● **What is asked**: Duplicate, character for character, the stretch of rows from the line containing "y-tick-label: 200 xyxy=(20,236,53,258)" through the line containing "by [x0, y0, x1, y1].", keeping both of those lines.

Start of Stored rows

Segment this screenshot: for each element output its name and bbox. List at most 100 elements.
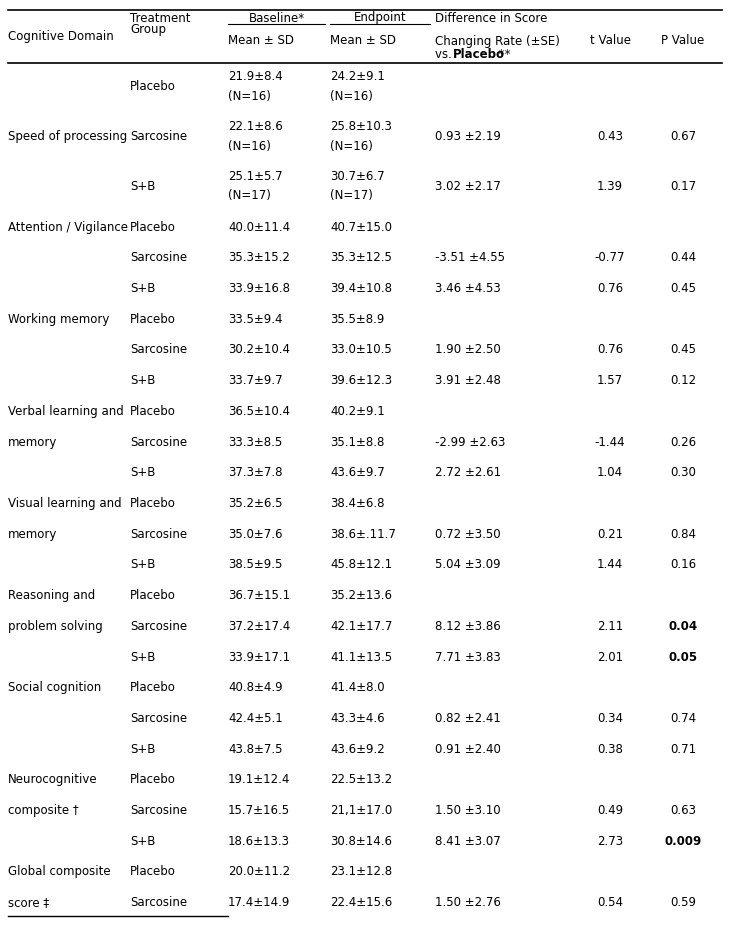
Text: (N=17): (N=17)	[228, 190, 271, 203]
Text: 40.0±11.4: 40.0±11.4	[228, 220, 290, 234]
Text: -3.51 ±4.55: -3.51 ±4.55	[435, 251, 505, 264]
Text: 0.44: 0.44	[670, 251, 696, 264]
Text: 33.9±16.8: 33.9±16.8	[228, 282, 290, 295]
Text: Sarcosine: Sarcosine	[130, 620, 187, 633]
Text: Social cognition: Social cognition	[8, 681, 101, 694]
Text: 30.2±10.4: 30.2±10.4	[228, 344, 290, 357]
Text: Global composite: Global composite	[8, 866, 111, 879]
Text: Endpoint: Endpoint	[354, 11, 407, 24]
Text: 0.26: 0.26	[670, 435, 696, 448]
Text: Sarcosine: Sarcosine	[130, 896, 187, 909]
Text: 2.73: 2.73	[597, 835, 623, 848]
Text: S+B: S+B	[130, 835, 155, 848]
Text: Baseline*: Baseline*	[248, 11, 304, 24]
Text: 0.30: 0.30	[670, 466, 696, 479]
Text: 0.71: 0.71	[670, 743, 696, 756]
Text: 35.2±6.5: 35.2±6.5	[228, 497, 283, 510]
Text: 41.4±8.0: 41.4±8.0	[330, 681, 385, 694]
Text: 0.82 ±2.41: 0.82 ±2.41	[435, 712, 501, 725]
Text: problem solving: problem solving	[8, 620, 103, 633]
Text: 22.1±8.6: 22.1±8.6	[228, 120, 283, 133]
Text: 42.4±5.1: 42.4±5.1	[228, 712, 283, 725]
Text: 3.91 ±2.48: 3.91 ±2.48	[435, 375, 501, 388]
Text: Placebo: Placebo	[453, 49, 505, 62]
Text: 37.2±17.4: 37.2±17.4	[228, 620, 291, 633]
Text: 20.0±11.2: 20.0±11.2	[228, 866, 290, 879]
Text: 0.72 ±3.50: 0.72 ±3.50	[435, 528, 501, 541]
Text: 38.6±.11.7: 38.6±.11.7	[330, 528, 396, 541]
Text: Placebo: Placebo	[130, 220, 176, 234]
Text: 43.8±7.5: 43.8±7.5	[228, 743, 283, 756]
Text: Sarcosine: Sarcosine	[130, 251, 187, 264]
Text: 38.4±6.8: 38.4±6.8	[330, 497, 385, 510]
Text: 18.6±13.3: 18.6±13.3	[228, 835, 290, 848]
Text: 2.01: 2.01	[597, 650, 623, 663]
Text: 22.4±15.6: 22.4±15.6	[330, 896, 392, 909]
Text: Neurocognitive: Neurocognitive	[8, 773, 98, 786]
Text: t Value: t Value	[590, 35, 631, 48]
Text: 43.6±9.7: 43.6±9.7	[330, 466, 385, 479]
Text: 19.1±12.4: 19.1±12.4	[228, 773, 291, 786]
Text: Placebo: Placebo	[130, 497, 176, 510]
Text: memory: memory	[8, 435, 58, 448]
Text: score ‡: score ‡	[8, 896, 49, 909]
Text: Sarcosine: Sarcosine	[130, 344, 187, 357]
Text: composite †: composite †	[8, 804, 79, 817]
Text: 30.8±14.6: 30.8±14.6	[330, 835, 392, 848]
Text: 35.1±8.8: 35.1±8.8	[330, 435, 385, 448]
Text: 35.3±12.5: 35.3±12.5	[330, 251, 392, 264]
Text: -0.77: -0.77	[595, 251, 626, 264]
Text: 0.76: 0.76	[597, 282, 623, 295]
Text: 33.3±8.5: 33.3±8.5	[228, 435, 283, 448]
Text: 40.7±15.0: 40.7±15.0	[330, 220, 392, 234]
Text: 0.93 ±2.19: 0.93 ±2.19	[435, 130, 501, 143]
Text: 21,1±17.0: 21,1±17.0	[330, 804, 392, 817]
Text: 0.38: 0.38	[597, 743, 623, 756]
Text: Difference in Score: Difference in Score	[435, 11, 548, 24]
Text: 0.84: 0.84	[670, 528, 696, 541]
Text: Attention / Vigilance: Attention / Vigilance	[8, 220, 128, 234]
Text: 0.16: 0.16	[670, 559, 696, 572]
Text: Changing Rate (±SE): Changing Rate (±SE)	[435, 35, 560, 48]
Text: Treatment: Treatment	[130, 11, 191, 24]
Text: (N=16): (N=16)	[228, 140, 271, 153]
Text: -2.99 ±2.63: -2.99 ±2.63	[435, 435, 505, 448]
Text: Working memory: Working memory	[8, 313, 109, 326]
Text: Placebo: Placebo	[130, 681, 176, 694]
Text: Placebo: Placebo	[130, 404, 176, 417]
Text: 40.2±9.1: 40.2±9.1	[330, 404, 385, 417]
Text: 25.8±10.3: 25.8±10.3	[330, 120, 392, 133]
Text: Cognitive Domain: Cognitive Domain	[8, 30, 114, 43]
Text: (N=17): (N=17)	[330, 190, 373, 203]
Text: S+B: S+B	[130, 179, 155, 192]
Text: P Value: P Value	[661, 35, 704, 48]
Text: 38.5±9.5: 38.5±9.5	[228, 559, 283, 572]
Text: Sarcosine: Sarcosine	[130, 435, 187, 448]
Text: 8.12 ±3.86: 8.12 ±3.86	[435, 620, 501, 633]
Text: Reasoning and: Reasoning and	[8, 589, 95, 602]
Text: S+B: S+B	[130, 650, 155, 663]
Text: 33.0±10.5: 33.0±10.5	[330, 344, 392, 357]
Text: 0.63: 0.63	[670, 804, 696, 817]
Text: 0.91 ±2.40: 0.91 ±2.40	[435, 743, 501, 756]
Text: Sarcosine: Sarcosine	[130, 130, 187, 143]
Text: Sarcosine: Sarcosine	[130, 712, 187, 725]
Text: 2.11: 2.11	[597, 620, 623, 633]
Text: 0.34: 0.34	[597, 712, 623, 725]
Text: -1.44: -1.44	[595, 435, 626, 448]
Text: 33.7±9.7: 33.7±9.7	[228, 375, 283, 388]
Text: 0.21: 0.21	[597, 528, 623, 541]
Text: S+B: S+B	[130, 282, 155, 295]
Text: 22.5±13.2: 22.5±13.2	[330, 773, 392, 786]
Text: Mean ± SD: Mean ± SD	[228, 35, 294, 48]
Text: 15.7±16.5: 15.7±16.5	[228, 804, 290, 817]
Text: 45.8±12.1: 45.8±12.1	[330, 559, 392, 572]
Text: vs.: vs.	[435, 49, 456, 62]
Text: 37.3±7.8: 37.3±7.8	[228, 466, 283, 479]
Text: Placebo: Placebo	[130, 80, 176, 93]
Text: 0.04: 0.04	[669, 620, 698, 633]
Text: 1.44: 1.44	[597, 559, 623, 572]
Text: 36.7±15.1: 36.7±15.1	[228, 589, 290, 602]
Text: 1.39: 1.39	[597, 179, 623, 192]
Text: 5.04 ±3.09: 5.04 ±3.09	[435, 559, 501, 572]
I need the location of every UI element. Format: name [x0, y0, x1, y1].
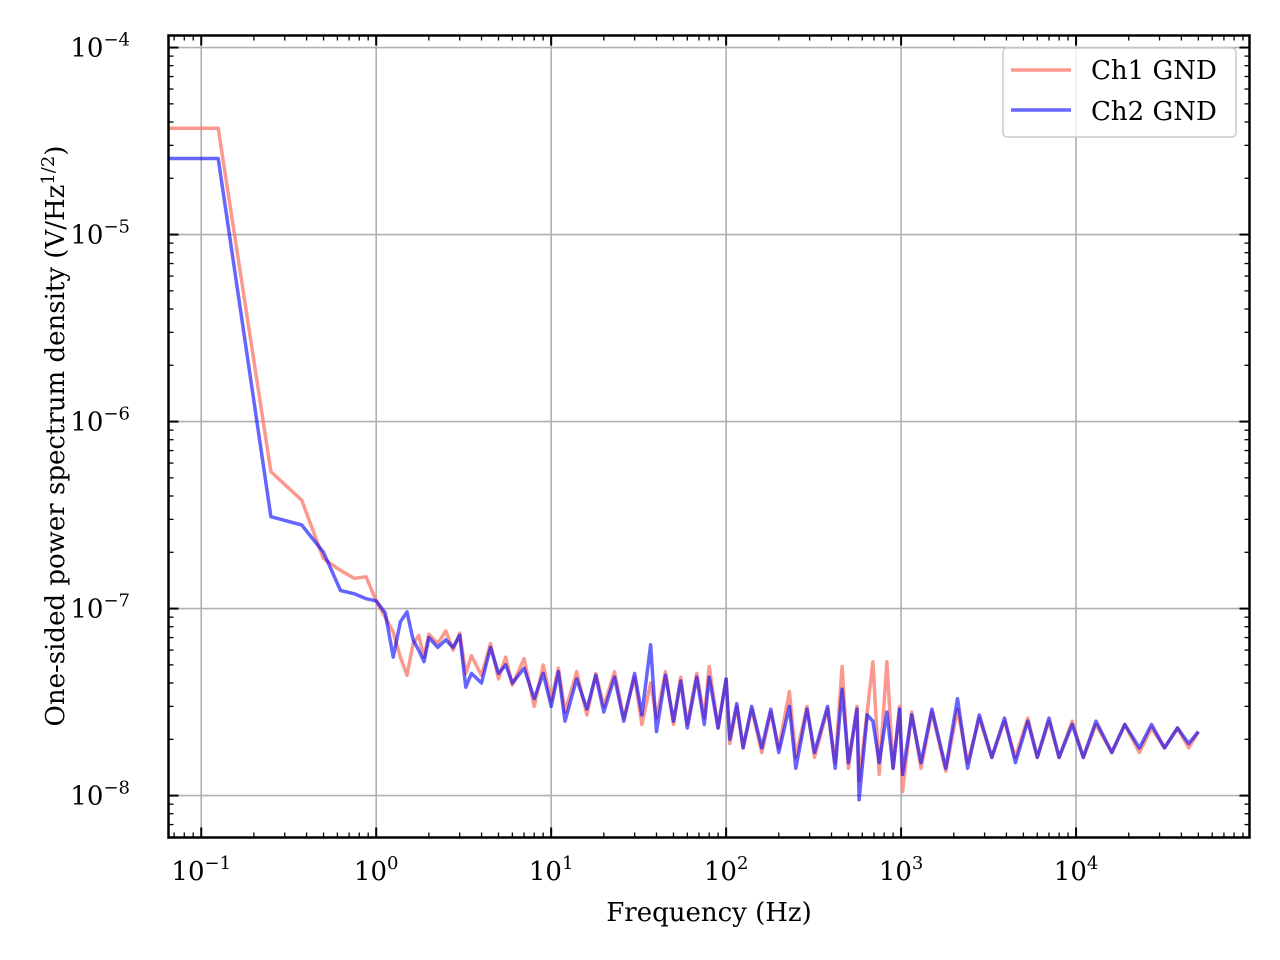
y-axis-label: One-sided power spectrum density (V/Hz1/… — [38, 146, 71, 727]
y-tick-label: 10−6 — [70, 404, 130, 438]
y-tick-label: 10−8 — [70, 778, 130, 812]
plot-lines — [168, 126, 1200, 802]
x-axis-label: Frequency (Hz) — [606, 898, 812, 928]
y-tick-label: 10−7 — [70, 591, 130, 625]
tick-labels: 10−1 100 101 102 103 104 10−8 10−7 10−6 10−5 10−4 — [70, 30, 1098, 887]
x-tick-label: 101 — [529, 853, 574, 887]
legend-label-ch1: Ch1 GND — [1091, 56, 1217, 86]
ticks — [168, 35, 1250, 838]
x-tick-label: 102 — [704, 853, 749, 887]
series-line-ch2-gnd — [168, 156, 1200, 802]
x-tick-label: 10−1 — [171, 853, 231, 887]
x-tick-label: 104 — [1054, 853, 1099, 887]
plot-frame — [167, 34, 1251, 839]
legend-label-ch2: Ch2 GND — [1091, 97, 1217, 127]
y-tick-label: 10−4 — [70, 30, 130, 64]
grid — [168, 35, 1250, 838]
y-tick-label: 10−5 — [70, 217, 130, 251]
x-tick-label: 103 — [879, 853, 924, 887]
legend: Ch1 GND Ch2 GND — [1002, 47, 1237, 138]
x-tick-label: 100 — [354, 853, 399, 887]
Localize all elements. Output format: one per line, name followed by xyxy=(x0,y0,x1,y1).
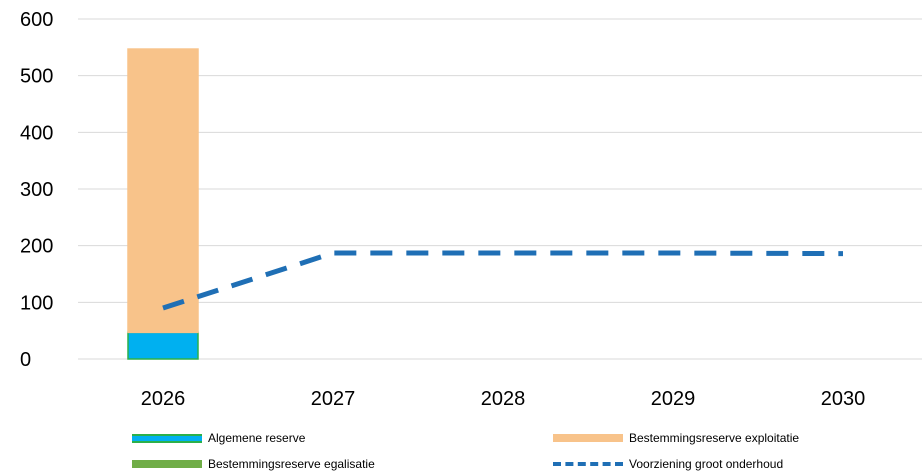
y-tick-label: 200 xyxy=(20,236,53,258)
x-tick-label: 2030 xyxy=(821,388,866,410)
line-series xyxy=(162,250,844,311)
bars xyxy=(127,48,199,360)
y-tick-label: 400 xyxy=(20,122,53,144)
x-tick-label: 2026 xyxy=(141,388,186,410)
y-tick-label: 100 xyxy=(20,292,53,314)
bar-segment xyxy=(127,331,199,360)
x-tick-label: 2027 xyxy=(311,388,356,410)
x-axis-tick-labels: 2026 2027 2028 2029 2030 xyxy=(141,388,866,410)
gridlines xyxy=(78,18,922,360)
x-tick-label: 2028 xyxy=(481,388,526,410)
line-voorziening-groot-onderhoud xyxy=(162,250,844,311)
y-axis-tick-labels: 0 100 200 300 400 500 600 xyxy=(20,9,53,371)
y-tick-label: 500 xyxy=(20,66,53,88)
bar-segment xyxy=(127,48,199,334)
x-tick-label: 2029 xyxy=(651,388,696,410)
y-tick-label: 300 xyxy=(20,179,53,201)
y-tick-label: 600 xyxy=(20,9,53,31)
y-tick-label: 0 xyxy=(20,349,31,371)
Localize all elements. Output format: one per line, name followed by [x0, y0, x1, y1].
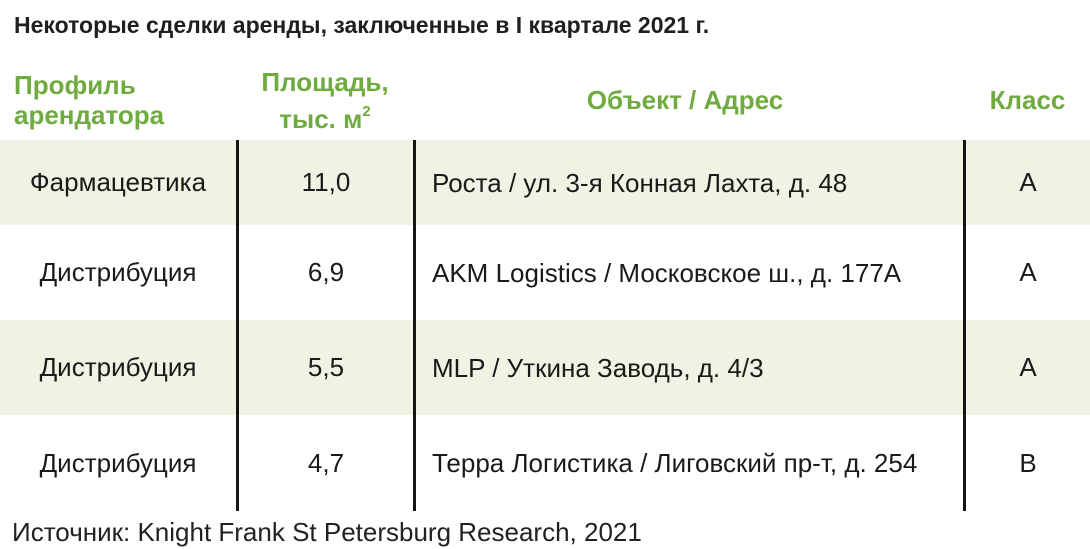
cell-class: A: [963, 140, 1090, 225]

End of Stored rows

● **Solution to the exercise**:
y-tick-label: 200 xyxy=(20,236,53,258)
x-tick-label: 2030 xyxy=(821,388,866,410)
line-series xyxy=(162,250,844,311)
bars xyxy=(127,48,199,360)
y-tick-label: 400 xyxy=(20,122,53,144)
x-tick-label: 2026 xyxy=(141,388,186,410)
y-tick-label: 100 xyxy=(20,292,53,314)
bar-segment xyxy=(127,331,199,360)
x-tick-label: 2027 xyxy=(311,388,356,410)
x-axis-tick-labels: 2026 2027 2028 2029 2030 xyxy=(141,388,866,410)
gridlines xyxy=(78,18,922,360)
x-tick-label: 2028 xyxy=(481,388,526,410)
line-voorziening-groot-onderhoud xyxy=(162,250,844,311)
y-axis-tick-labels: 0 100 200 300 400 500 600 xyxy=(20,9,53,371)
y-tick-label: 500 xyxy=(20,66,53,88)
bar-segment xyxy=(127,48,199,334)
x-tick-label: 2029 xyxy=(651,388,696,410)
y-tick-label: 300 xyxy=(20,179,53,201)
y-tick-label: 600 xyxy=(20,9,53,31)
y-tick-label: 0 xyxy=(20,349,31,371)
Localize all elements. Output format: one per line, name followed by [x0, y0, x1, y1].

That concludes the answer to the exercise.